* begin TEXT SECTION *

Mike Baley

Travelled to 10 countries / regions

Written 18 briefs
Visited Mount Kilimanjaro in 2018-02-01 for 8 days



Africa > Tanzania > Mount Kilimanjaro > Trip Briefs
Updated on Aug 06, 2018 Trip Brief

How to plan for a climb up Mount Kilimanjaro

  • Kili is only doable with a tour agency; it's impossible to climb by yourself. Because of this, the cost of climbing Kili is not cheap. The cheapest reliable tour I found was around US$1600, going up to as high as US$3500.
  • The upside is that the agency takes care of pretty much all the logistics for you during the climb. I didn't have to do any cooking, pitching tent, etc. They provide a whole support team of people to look after you (guide, porter, assistant guides, etc.)
  • The cost of the agencies vary depending on route and size of the group. Obviously being in a group of 20 climbers going up the easiest route (Marangu Route) is the cheapest
  • Don't forget to budget for tip as well. It's pretty much mandatory to tip at the end of the climb, and this can range between US$150 to $300
  • Routes: there are 6 routes to choose from. The cost will vary by route and you basically buy a specific route with whichever guide you decide to use. Most of the routes don't require any specialized training or skills
  • Marangu: cheap and popular. Staying in huts instead of tents. Same route up and down
  • Machame (I did this one): also very popular, and not that hard. I did the 7 day option and we were able to summit
  • Rongai: easiest route apparently, and not that popular
  • Shira: intermediate level route
  • Umbwe: very difficult route
  • Lemosho: expensive
  • Getting there:
  • I flew directly to Kilimanjaro International Airport (JRO) close to the mountain. I booked well in advance and the flight was actually quite cheap from Ottawa (around CAD$1200 round trip)

* end TEXT SECTION *
* begin DATASET SECTION *

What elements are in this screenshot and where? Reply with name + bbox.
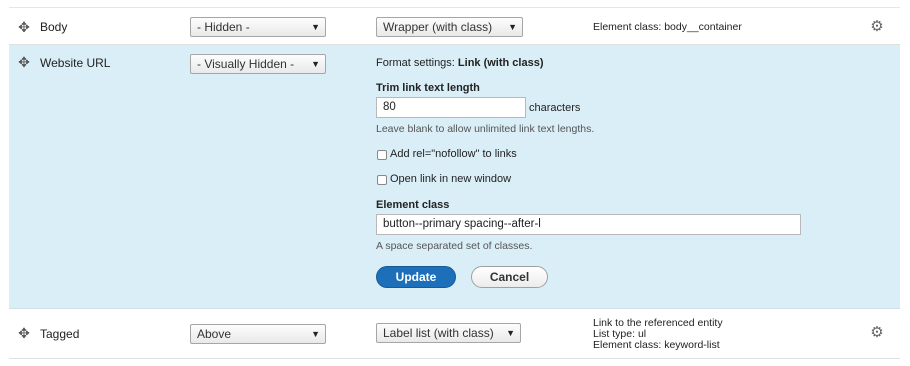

* end DATASET SECTION *

**PROBLEM SET:**
1. In the Kilimanjaro trip brief, what range does the writer give for the tip at the end of the climb?
2. List every climbing route named in the Kilimanjaro trip brief.

**ANSWERS PROVIDED:**
1. Between US$150 and $300.

2. Marangu, Machame, Rongai, Shira, Umbwe, Lemosho